→ **What you need to do**:
Answer these questions using the account of the visa run from Chiang Mai to Vientiane below:
1. Which airline did the writer fly with to Udon Thani?
2. How much did the bus across the Thai-Laos Friendship Bridge cost in baht?
3. What were people seen bringing across the border in large stacks?

Visa-run from Chiang Mai-Vientiane - taking my time, making it leisurely.....

I am aware that there are many blogs on this topic, however when I was looking, I found none posted after July 2014 - when visa rules changed, and none by Europeans, which I happen to be. Many focus on getting in and out of Laos pretty quickly but I decided (after a really enjoyable time in Luang Prabang at the beginning of 2014) to spend a few days in Vientiane, and also explore the different transport options in doing this particular journey.
Sunset over the Mekong, in Vientiane

I left on a Saturday afternoon from Chiang Mai. I decided to fly to Udon Thani one way as my tourist visa was expiring that night at midnight. I booked the flight about 4 days previously for 2, 000bht (approx. EUR48 right now), you can get them cheaper or you can fly to Vientiane for about 9, 000bht more, if you're feeling flush. The flight was nice and easy, free checked luggage with Nok Air and out of the airport within about fifteen minutes. I had been told to get across Udon Thani to the bus station and get a bus to Nong Khai and then from there to the border, but I was offered a mini-bus directly to the border for 200Bht (EUR4.80) and that seemed far less hassle for a saving of what would amount to 50bht. I met a fellow Chiang Mai dweller on the mini-bus, which proved to make the whole trip easier and more enjoyable.

We were dropped right at the border. It's pretty easy to leave Thailand, but I had a hairy moment as I'd lost my departure card. I cajoled a little (with my absolutely minimal Thai) and the guard gave me another. I don't really understand the departure card - as the stamp for entry is in my passport so they know when I came in? Anyhow, there are many things I don't understand! Once you're through you get the bus across the Thai-Laos Friendship Bridge (20bht/50cents) and arrive at the Laos border.

As it was a Saturday evening, there was no one else around and I had come prepared money-wise. For Europeans, it's usually $35 (approx. EUR27) for a Laos visa, but add $1 for weekends or after 6pm. After 6pm on a weekend seems a great time to do it, and I was happy to pay the $1 extra. Note that you can also pay in Thai baht, but you pay 1500bht (approx. EUR36) so there's a nice little surcharge on there, for whoever it is that prefers the US Dollar. Also, have a couple of passport photos handy. They say one but in SE Asia, laws are apt to change. The forms don't take long and are processed within about five minutes.
Vientiene's version of the ubiquitous signpost

My new friend, John, had forgotten to go to the bank back in Thailand, due to some silly law his bank had (as I said - many things I don't understand) so I said I would wait for him at the Laos border to get to Vientiane together. It also meant I had the time to people-watch, one of my favourite pastimes. I deduced that toilet paper must be cheaper in Thailand, as people seemed to be bringing stacks of it (I mean, hundreds of rolls!) across the border, along with various foam packaging, for restaurants I guess. The border got much more crowded around 8pm and there was a queue of cars when John returned, about an hour later.

→ **Raw data**:
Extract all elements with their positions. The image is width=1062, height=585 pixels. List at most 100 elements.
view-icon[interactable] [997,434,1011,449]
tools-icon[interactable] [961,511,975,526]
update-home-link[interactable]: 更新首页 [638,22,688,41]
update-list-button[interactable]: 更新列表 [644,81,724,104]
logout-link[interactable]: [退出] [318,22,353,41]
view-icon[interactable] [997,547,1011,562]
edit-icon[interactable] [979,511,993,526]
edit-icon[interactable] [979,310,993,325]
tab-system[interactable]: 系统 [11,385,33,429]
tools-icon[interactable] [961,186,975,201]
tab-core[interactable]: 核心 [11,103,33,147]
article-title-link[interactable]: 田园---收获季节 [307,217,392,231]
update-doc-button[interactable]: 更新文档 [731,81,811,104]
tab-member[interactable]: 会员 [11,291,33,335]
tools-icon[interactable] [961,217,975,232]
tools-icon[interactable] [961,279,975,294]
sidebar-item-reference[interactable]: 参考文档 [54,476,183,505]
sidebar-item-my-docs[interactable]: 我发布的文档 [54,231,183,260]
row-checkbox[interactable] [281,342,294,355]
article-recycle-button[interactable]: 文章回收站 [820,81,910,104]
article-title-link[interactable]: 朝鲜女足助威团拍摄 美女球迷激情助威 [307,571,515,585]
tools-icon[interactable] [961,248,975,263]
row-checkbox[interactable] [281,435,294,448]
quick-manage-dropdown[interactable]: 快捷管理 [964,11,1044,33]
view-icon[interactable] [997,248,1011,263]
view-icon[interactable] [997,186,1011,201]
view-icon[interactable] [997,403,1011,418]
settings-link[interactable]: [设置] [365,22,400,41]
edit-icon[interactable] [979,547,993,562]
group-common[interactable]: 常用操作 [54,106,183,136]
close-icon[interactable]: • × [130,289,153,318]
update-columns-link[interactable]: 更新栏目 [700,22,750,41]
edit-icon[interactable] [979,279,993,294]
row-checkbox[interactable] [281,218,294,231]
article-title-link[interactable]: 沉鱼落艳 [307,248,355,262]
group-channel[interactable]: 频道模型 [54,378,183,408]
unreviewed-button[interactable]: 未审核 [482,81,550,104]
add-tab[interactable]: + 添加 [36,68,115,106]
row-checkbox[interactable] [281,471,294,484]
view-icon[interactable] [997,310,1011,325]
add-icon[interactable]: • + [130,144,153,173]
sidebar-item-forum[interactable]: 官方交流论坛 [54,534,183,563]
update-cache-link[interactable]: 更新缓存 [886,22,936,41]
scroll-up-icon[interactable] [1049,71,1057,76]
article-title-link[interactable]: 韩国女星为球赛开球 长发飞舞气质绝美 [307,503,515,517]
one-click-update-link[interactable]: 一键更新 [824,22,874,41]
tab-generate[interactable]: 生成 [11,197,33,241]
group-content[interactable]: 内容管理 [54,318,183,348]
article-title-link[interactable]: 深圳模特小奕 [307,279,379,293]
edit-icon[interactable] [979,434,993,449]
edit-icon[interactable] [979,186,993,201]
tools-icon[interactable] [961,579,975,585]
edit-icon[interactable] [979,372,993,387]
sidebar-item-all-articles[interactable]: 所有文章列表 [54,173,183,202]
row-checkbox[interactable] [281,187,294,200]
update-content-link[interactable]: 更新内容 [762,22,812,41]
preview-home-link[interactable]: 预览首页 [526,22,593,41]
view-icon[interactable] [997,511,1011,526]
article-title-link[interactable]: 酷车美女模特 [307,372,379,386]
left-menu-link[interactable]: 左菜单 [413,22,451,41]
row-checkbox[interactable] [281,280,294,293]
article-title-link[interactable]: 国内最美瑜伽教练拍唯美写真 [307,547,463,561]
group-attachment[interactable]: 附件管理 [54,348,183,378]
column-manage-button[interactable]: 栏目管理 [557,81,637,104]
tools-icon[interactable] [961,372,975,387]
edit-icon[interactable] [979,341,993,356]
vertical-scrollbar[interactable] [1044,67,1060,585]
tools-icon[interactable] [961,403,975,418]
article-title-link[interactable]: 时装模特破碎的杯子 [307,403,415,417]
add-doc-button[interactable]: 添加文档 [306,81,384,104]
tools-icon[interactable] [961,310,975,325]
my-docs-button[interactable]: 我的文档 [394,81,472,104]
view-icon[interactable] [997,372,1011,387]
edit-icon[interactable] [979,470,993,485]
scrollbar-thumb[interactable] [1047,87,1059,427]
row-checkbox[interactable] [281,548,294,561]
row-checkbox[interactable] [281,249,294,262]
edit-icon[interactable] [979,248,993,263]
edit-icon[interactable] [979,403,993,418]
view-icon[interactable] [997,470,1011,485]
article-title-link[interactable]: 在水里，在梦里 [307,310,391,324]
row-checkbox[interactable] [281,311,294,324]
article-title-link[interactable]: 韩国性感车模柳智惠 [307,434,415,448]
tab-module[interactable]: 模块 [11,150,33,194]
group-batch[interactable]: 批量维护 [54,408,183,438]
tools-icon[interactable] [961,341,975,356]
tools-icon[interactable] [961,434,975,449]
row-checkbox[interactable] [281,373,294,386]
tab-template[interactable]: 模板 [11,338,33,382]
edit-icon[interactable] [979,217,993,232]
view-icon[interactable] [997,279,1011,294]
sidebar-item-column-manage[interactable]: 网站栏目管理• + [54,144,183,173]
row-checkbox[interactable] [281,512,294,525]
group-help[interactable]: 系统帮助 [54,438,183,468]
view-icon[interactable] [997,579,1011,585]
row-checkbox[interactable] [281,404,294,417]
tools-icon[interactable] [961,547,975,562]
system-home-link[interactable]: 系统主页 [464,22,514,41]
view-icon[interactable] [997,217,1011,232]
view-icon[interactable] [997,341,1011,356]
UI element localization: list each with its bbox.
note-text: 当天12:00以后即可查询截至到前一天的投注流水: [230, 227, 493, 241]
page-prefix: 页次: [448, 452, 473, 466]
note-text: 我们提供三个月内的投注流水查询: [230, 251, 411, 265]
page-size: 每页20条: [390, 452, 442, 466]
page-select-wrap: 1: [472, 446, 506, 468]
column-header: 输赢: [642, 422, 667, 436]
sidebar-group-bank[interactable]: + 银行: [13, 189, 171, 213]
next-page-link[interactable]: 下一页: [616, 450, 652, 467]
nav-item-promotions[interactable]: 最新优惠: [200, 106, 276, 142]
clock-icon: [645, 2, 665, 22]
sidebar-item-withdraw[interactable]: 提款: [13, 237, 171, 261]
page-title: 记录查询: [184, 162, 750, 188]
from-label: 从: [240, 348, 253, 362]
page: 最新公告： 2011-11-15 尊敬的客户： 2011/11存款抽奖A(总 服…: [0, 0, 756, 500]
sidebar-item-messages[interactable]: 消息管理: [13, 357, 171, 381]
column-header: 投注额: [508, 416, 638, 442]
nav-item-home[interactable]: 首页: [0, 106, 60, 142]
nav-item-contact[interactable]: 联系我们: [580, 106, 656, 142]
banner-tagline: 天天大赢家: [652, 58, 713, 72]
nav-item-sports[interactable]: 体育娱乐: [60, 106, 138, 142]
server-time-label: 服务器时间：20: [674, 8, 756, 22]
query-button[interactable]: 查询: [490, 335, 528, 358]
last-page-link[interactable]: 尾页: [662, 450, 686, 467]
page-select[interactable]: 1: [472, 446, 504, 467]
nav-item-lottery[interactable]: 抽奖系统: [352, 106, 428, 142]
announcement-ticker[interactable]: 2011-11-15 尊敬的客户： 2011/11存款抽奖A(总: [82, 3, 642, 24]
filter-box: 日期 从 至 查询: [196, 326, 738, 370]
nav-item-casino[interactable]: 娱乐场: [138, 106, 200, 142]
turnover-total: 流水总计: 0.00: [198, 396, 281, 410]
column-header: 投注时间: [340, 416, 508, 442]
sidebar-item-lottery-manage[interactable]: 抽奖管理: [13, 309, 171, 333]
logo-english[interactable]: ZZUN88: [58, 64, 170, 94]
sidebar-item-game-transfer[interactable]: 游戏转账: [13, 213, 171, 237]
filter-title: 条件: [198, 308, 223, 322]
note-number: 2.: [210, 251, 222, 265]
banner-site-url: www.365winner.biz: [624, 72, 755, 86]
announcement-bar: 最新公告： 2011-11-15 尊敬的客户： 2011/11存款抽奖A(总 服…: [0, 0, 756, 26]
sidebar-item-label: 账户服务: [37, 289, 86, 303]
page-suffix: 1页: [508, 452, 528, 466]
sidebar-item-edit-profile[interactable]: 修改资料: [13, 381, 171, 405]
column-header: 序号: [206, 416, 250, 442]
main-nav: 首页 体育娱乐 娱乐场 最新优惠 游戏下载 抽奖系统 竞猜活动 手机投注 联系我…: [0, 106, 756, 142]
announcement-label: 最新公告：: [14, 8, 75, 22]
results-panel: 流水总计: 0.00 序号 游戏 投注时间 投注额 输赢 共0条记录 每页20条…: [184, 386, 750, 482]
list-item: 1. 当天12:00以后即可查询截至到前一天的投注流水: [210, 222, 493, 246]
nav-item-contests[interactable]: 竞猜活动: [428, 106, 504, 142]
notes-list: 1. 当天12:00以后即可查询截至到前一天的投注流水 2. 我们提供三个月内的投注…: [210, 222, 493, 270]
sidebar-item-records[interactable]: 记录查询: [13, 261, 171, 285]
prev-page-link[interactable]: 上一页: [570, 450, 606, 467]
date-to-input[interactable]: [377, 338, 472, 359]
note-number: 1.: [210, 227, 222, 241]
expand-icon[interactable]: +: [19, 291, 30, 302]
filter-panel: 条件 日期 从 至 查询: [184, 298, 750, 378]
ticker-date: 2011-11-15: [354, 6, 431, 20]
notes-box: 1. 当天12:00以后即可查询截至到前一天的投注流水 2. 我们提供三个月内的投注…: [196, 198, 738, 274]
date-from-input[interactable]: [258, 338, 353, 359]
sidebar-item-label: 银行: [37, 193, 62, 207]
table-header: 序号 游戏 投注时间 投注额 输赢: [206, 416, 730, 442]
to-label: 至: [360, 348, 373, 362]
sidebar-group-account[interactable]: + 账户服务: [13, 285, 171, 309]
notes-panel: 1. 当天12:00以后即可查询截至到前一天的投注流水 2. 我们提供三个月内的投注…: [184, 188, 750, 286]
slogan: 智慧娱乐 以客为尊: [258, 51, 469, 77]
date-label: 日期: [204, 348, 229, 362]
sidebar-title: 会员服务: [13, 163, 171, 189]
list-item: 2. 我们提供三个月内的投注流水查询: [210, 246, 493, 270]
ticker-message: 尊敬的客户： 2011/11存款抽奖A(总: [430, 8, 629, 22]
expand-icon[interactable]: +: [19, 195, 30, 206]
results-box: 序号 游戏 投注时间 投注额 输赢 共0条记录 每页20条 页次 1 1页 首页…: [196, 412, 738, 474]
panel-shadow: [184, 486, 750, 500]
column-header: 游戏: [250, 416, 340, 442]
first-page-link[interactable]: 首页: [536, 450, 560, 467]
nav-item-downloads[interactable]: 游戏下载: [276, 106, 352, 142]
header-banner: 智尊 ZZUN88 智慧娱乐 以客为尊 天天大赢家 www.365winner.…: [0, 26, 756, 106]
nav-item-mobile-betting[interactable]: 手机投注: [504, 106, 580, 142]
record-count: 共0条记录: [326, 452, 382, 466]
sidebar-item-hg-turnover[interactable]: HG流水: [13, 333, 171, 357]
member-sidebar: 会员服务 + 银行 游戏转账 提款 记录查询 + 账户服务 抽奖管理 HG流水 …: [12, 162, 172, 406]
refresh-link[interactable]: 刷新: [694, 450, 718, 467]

→ **Problem solution**:
1. Nok Air
2. 20bht
3. Toilet paper